Written exercise:
Please restate the following records word for word.

Records for processing:
════
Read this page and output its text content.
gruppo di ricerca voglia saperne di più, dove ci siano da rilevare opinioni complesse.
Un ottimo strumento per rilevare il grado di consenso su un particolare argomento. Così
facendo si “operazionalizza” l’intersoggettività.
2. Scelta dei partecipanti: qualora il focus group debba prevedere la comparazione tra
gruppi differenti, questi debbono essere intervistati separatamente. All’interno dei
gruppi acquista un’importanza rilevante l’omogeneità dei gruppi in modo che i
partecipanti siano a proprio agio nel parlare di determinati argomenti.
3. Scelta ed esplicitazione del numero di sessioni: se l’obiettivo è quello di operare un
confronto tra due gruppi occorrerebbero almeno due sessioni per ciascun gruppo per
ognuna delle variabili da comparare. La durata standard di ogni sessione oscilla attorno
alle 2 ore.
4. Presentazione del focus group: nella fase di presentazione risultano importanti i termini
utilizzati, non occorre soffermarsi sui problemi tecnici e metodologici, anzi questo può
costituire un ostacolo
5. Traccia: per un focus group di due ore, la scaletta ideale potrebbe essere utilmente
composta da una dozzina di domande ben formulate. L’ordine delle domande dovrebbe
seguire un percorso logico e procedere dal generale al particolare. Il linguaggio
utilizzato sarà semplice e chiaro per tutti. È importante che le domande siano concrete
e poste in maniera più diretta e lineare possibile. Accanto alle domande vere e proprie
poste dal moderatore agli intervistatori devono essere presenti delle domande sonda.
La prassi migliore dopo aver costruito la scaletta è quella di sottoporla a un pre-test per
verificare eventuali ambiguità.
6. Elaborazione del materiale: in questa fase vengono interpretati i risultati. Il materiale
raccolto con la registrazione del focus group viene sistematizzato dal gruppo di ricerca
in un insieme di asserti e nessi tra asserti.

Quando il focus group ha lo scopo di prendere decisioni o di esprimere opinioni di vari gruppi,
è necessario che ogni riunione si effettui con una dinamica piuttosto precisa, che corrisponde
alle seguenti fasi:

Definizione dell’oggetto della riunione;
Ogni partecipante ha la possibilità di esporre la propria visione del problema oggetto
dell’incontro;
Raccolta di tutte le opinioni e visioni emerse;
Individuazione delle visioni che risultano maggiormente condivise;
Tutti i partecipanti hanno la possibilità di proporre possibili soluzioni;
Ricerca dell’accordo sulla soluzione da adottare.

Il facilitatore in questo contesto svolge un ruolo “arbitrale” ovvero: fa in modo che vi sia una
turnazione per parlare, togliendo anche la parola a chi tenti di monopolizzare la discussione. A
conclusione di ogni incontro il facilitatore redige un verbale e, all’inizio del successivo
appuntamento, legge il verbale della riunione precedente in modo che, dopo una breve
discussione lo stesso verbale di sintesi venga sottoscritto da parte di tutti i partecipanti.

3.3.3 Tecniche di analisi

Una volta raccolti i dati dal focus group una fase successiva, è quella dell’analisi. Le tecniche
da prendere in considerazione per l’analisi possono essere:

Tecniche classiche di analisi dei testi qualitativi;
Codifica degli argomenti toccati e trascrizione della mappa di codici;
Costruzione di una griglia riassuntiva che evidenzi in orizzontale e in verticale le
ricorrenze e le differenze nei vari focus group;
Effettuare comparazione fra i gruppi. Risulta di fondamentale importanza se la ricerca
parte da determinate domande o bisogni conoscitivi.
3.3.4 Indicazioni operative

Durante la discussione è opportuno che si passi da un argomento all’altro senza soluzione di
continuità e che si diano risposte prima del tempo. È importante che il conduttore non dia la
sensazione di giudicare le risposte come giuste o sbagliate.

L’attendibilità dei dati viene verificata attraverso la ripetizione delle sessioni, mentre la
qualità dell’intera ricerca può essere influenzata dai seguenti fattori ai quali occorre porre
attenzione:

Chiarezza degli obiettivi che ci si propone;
════
Output below:
Read this page and output its text content.
gruppo di ricerca voglia saperne di più, dove ci siano da rilevare opinioni complesse.
Un ottimo strumento per rilevare il grado di consenso su un particolare argomento. Così
facendo si “operazionalizza” l’intersoggettività.
2. Scelta dei partecipanti: qualora il focus group debba prevedere la comparazione tra
gruppi differenti, questi debbono essere intervistati separatamente. All’interno dei
gruppi acquista un’importanza rilevante l’omogeneità dei gruppi in modo che i
partecipanti siano a proprio agio nel parlare di determinati argomenti.
3. Scelta ed esplicitazione del numero di sessioni: se l’obiettivo è quello di operare un
confronto tra due gruppi occorrerebbero almeno due sessioni per ciascun gruppo per
ognuna delle variabili da comparare. La durata standard di ogni sessione oscilla attorno
alle 2 ore.
4. Presentazione del focus group: nella fase di presentazione risultano importanti i termini
utilizzati, non occorre soffermarsi sui problemi tecnici e metodologici, anzi questo può
costituire un ostacolo
5. Traccia: per un focus group di due ore, la scaletta ideale potrebbe essere utilmente
composta da una dozzina di domande ben formulate. L’ordine delle domande dovrebbe
seguire un percorso logico e procedere dal generale al particolare. Il linguaggio
utilizzato sarà semplice e chiaro per tutti. È importante che le domande siano concrete
e poste in maniera più diretta e lineare possibile. Accanto alle domande vere e proprie
poste dal moderatore agli intervistatori devono essere presenti delle domande sonda.
La prassi migliore dopo aver costruito la scaletta è quella di sottoporla a un pre-test per
verificare eventuali ambiguità.
6. Elaborazione del materiale: in questa fase vengono interpretati i risultati. Il materiale
raccolto con la registrazione del focus group viene sistematizzato dal gruppo di ricerca
in un insieme di asserti e nessi tra asserti.

Quando il focus group ha lo scopo di prendere decisioni o di esprimere opinioni di vari gruppi,
è necessario che ogni riunione si effettui con una dinamica piuttosto precisa, che corrisponde
alle seguenti fasi:

Definizione dell’oggetto della riunione;
Ogni partecipante ha la possibilità di esporre la propria visione del problema oggetto
dell’incontro;
Raccolta di tutte le opinioni e visioni emerse;
Individuazione delle visioni che risultano maggiormente condivise;
Tutti i partecipanti hanno la possibilità di proporre possibili soluzioni;
Ricerca dell’accordo sulla soluzione da adottare.

Il facilitatore in questo contesto svolge un ruolo “arbitrale” ovvero: fa in modo che vi sia una
turnazione per parlare, togliendo anche la parola a chi tenti di monopolizzare la discussione. A
conclusione di ogni incontro il facilitatore redige un verbale e, all’inizio del successivo
appuntamento, legge il verbale della riunione precedente in modo che, dopo una breve
discussione lo stesso verbale di sintesi venga sottoscritto da parte di tutti i partecipanti.

3.3.3 Tecniche di analisi

Una volta raccolti i dati dal focus group una fase successiva, è quella dell’analisi. Le tecniche
da prendere in considerazione per l’analisi possono essere:

Tecniche classiche di analisi dei testi qualitativi;
Codifica degli argomenti toccati e trascrizione della mappa di codici;
Costruzione di una griglia riassuntiva che evidenzi in orizzontale e in verticale le
ricorrenze e le differenze nei vari focus group;
Effettuare comparazione fra i gruppi. Risulta di fondamentale importanza se la ricerca
parte da determinate domande o bisogni conoscitivi.
3.3.4 Indicazioni operative

Durante la discussione è opportuno che si passi da un argomento all’altro senza soluzione di
continuità e che si diano risposte prima del tempo. È importante che il conduttore non dia la
sensazione di giudicare le risposte come giuste o sbagliate.

L’attendibilità dei dati viene verificata attraverso la ripetizione delle sessioni, mentre la
qualità dell’intera ricerca può essere influenzata dai seguenti fattori ai quali occorre porre
attenzione:

Chiarezza degli obiettivi che ci si propone;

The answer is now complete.